Exercise instructions: Look for the word "prisstöd" in the entries below, then copy every line that has it.

Data shown:
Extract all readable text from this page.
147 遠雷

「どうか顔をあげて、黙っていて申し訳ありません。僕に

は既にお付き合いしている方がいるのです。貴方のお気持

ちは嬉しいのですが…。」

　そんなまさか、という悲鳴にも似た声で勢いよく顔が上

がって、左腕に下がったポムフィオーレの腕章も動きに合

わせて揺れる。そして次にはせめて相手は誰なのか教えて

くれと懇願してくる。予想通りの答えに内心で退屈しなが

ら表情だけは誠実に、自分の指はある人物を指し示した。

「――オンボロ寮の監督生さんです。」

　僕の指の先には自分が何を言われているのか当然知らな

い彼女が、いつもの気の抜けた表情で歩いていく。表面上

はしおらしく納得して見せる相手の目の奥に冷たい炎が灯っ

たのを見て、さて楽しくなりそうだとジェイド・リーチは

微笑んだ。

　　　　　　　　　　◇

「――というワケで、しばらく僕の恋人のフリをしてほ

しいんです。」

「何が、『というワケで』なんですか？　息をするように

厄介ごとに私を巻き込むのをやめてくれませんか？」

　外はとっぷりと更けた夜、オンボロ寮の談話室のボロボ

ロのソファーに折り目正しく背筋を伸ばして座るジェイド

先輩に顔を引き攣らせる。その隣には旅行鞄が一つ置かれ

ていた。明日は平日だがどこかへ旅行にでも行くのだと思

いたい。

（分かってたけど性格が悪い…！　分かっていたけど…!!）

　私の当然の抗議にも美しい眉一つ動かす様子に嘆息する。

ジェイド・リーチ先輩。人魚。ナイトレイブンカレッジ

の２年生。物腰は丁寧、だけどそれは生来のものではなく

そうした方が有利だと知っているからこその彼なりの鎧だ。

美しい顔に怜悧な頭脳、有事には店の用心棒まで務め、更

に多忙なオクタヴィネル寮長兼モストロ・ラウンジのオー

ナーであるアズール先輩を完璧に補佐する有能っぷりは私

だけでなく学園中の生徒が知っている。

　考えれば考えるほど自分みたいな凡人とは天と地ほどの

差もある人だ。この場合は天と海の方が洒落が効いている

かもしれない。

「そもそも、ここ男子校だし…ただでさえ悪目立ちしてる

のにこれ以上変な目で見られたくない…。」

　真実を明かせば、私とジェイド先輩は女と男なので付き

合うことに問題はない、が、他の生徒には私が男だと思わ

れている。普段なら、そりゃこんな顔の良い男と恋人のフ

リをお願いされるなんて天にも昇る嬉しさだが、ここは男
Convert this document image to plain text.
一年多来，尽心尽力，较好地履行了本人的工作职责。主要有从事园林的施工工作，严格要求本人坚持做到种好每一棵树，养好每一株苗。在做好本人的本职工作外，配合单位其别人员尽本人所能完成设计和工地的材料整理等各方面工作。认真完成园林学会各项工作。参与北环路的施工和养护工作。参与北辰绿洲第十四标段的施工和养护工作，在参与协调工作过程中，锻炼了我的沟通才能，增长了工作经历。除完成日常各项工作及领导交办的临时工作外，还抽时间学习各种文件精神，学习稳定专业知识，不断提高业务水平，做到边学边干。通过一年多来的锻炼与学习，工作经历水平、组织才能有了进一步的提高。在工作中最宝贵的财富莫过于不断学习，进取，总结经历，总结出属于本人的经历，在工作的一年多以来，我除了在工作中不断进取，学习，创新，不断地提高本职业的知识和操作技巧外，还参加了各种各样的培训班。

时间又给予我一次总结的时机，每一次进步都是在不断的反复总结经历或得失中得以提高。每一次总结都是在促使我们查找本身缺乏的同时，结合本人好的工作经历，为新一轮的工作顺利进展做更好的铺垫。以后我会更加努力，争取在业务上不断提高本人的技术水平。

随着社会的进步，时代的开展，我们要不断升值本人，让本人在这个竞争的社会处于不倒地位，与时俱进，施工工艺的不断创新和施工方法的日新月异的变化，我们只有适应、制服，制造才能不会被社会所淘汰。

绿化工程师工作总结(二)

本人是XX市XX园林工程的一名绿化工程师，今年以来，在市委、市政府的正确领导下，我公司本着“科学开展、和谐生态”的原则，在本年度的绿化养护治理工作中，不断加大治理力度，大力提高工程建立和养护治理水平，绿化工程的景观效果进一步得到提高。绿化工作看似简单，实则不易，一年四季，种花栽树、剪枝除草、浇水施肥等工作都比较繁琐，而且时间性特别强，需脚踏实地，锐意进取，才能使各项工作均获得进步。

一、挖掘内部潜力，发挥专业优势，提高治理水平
* * *
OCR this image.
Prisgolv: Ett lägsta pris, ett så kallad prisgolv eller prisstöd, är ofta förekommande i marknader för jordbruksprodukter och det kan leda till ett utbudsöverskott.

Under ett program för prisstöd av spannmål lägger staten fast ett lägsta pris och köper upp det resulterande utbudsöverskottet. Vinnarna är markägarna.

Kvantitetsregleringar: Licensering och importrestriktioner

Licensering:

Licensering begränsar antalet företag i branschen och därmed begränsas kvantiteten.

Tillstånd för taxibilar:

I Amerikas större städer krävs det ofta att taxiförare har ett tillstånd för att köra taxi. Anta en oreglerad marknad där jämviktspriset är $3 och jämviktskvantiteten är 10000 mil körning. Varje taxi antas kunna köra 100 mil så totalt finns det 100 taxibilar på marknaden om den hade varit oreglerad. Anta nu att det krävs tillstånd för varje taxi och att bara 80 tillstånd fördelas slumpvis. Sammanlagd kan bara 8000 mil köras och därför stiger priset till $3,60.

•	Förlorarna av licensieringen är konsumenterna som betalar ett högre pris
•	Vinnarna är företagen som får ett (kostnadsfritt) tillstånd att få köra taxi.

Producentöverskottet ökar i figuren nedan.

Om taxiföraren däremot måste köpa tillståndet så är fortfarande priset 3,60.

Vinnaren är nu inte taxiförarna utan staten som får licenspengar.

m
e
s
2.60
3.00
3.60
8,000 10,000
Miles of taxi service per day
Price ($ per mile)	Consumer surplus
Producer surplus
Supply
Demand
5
* * *
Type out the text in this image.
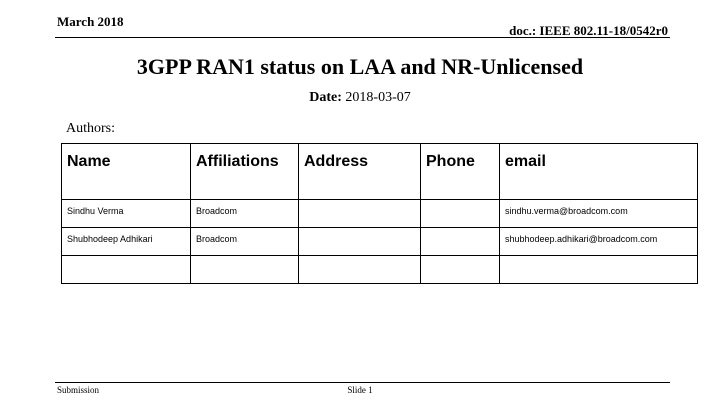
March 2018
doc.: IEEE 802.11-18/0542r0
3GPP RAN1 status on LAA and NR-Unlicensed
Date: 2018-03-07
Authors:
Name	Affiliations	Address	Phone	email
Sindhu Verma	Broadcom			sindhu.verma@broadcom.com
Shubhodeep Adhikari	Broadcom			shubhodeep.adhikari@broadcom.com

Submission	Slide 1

Reply to the task:
Prisgolv: Ett lägsta pris, ett så kallad prisgolv eller prisstöd, är ofta förekommande i marknader för jordbruksprodukter och det kan leda till ett utbudsöverskott.
Under ett program för prisstöd av spannmål lägger staten fast ett lägsta pris och köper upp det resulterande utbudsöverskottet. Vinnarna är markägarna.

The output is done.